* [TASK BRIEF]: Your task is to give the data again, exactly, with every line intact.

[Stored data]
______

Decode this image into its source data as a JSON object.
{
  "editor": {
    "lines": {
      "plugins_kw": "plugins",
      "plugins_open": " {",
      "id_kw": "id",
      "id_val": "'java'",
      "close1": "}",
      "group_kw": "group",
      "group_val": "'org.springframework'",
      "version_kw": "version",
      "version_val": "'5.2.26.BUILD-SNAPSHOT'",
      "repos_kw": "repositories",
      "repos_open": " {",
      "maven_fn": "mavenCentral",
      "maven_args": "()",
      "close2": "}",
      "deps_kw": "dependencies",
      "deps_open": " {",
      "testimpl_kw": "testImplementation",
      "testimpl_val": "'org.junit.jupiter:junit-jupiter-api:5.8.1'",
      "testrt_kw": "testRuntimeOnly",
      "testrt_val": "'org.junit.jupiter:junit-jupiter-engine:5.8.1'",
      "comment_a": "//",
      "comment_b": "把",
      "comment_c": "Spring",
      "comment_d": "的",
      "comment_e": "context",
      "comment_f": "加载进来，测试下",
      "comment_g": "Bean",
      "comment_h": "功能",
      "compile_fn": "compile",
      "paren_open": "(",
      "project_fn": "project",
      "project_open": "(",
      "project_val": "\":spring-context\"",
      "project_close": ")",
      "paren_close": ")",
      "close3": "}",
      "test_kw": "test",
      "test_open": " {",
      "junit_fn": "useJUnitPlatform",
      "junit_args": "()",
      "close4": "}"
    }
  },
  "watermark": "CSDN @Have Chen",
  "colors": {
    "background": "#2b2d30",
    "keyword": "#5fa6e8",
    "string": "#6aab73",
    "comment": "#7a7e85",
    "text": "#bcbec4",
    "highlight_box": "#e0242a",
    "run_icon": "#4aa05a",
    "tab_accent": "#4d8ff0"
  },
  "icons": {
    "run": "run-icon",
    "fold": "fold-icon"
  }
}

______

* [EXERCISE SOLUTION]:
Decode this image into its source data as a JSON object.
{
  "editor": {
    "lines": {
      "plugins_kw": "plugins",
      "plugins_open": " {",
      "id_kw": "id",
      "id_val": "'java'",
      "close1": "}",
      "group_kw": "group",
      "group_val": "'org.springframework'",
      "version_kw": "version",
      "version_val": "'5.2.26.BUILD-SNAPSHOT'",
      "repos_kw": "repositories",
      "repos_open": " {",
      "maven_fn": "mavenCentral",
      "maven_args": "()",
      "close2": "}",
      "deps_kw": "dependencies",
      "deps_open": " {",
      "testimpl_kw": "testImplementation",
      "testimpl_val": "'org.junit.jupiter:junit-jupiter-api:5.8.1'",
      "testrt_kw": "testRuntimeOnly",
      "testrt_val": "'org.junit.jupiter:junit-jupiter-engine:5.8.1'",
      "comment_a": "//",
      "comment_b": "把",
      "comment_c": "Spring",
      "comment_d": "的",
      "comment_e": "context",
      "comment_f": "加载进来，测试下",
      "comment_g": "Bean",
      "comment_h": "功能",
      "compile_fn": "compile",
      "paren_open": "(",
      "project_fn": "project",
      "project_open": "(",
      "project_val": "\":spring-context\"",
      "project_close": ")",
      "paren_close": ")",
      "close3": "}",
      "test_kw": "test",
      "test_open": " {",
      "junit_fn": "useJUnitPlatform",
      "junit_args": "()",
      "close4": "}"
    }
  },
  "watermark": "CSDN @Have Chen",
  "colors": {
    "background": "#2b2d30",
    "keyword": "#5fa6e8",
    "string": "#6aab73",
    "comment": "#7a7e85",
    "text": "#bcbec4",
    "highlight_box": "#e0242a",
    "run_icon": "#4aa05a",
    "tab_accent": "#4d8ff0"
  },
  "icons": {
    "run": "run-icon",
    "fold": "fold-icon"
  }
}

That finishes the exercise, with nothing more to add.